— Start of Listed records —

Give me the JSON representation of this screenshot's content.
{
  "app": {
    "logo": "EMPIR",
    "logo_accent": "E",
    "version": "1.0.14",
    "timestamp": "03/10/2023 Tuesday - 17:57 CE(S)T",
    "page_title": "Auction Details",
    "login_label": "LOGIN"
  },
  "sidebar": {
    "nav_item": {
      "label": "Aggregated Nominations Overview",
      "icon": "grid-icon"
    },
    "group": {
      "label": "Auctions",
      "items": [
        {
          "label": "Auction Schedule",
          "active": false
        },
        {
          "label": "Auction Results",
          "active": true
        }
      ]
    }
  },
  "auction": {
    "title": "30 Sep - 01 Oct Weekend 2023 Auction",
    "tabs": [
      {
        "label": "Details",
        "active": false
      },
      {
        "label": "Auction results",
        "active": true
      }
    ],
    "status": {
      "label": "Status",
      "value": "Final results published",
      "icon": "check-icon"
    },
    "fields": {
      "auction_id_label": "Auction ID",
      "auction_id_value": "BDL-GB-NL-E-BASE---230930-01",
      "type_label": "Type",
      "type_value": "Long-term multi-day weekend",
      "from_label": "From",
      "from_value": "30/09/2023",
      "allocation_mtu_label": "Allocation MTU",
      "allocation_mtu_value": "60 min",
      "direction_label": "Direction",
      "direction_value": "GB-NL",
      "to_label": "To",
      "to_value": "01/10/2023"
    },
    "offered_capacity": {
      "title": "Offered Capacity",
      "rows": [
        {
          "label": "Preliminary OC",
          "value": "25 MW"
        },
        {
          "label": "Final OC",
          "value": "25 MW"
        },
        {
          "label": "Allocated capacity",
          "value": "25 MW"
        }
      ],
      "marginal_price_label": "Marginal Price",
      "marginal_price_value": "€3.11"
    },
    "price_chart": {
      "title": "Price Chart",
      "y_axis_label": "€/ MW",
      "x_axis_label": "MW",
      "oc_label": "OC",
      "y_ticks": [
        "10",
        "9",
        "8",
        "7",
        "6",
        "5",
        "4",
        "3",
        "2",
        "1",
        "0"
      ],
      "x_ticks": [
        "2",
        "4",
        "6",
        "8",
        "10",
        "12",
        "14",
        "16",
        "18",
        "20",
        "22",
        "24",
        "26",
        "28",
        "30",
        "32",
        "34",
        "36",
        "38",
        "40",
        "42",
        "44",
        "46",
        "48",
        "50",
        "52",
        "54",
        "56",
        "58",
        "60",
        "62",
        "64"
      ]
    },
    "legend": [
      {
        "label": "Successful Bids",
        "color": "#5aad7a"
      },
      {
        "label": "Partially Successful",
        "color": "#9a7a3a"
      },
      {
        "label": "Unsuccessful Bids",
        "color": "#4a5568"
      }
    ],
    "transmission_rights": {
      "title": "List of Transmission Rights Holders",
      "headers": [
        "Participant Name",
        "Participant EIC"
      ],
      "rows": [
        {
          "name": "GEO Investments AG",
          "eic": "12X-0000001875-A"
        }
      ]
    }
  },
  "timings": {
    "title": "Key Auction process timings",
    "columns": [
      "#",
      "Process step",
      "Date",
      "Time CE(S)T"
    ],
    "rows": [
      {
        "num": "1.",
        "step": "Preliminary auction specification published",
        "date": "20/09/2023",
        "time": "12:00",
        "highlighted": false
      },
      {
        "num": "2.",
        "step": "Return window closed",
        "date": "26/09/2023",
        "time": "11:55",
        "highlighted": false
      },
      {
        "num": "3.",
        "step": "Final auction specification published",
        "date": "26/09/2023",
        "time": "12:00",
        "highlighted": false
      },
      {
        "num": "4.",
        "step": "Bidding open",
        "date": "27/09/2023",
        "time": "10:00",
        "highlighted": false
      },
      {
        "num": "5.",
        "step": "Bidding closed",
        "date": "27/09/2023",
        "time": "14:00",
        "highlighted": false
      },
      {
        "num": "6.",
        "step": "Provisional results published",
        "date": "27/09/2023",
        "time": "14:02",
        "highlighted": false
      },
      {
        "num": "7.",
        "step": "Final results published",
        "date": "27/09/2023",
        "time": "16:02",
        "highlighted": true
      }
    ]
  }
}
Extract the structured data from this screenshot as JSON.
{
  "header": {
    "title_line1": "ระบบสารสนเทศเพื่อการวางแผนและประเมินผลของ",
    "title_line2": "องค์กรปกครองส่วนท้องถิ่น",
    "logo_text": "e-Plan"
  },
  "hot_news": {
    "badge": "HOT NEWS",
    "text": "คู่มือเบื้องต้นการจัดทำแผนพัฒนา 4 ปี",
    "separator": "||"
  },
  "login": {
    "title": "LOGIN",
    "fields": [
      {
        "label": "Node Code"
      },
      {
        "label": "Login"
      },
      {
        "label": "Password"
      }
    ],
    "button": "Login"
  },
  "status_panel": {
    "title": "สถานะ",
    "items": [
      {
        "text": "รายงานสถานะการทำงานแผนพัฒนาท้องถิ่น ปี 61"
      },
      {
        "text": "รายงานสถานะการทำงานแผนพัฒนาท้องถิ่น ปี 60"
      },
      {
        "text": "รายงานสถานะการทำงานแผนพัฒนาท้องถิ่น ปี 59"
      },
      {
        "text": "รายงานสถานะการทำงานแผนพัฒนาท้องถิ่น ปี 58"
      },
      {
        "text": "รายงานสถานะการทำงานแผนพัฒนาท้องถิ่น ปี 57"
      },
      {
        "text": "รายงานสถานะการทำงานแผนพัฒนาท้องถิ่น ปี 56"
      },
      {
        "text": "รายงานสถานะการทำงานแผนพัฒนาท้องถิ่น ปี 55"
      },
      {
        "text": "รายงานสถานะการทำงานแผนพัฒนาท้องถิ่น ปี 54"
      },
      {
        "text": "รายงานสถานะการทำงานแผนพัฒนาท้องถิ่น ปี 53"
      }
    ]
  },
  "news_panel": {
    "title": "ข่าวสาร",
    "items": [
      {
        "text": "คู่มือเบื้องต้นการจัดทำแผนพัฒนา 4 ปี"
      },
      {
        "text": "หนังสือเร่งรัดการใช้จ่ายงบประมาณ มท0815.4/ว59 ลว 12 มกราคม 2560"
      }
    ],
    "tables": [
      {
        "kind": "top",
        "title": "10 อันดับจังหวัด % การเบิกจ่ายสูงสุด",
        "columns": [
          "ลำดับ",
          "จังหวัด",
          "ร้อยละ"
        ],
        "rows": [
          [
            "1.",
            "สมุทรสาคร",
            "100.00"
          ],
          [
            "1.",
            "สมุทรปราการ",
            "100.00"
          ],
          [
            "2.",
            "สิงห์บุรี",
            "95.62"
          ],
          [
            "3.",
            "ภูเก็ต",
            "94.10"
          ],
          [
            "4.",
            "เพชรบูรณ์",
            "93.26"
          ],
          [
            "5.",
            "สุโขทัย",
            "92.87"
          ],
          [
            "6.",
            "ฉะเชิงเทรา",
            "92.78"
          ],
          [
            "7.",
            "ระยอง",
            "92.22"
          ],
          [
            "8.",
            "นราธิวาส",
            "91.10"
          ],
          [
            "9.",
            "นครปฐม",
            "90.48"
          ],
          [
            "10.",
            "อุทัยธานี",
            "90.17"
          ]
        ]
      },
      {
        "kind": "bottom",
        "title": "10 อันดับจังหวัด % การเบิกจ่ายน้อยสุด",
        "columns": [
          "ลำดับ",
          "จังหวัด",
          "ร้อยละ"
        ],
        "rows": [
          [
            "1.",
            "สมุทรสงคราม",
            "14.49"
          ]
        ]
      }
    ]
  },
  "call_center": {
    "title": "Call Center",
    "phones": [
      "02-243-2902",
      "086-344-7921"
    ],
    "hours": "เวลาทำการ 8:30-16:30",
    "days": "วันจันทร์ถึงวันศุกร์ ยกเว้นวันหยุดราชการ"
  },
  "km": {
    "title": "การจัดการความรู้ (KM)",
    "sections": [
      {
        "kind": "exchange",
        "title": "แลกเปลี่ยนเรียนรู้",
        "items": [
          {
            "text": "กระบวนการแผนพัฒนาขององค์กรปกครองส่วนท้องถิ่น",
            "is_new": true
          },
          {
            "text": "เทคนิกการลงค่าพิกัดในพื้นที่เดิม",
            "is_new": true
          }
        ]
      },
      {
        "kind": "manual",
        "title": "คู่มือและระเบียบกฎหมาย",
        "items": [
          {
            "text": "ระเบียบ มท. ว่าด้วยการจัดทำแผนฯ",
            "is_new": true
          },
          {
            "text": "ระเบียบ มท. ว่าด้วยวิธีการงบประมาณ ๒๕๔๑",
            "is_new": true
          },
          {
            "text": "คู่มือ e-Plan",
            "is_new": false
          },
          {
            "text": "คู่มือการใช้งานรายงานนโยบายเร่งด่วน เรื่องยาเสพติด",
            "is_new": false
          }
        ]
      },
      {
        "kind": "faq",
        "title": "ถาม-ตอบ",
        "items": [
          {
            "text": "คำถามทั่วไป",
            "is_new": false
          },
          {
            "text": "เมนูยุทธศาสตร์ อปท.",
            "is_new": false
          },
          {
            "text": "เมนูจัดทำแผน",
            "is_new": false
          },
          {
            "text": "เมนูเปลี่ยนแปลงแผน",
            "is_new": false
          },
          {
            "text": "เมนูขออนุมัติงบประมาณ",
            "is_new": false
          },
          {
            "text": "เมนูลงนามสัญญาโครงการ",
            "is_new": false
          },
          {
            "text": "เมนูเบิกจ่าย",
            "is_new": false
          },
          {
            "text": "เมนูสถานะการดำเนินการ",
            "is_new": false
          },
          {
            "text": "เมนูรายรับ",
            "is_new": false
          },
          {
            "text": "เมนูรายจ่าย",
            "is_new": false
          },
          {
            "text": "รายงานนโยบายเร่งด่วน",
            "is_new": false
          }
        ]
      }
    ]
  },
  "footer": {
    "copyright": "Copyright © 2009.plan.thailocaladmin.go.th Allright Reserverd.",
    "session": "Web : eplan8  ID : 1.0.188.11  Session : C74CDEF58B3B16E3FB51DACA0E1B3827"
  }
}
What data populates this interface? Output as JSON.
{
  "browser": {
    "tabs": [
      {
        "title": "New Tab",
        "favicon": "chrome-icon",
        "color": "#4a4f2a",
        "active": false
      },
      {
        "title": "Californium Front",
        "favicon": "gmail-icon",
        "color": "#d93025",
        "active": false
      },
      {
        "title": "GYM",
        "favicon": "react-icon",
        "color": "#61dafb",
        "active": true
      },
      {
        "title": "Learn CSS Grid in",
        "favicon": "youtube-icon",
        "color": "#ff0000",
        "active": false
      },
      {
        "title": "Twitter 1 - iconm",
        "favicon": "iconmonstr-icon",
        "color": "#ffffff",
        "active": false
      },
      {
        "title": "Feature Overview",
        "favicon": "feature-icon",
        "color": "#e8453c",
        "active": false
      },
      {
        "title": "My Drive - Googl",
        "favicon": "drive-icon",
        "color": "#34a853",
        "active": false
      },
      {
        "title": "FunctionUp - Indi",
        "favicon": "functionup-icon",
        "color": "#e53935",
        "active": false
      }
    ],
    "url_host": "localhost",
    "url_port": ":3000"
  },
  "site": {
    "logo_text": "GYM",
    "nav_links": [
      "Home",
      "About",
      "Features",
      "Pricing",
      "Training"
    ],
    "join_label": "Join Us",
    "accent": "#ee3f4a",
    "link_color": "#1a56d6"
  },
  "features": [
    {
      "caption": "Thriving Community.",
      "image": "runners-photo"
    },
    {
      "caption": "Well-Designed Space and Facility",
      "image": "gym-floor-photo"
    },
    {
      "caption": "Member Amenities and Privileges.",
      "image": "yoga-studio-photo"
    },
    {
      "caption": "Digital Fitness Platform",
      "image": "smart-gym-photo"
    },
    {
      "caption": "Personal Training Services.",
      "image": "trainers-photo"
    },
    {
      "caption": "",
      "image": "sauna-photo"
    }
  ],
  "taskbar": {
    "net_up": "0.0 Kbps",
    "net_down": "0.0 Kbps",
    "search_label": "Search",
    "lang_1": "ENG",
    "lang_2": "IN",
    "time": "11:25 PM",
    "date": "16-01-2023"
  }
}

— End of Listed records —

What the exercise asks:
Report each line of the material above where the word "timings" appears.

Exercise result:
  "timings": {
    "title": "Key Auction process timings",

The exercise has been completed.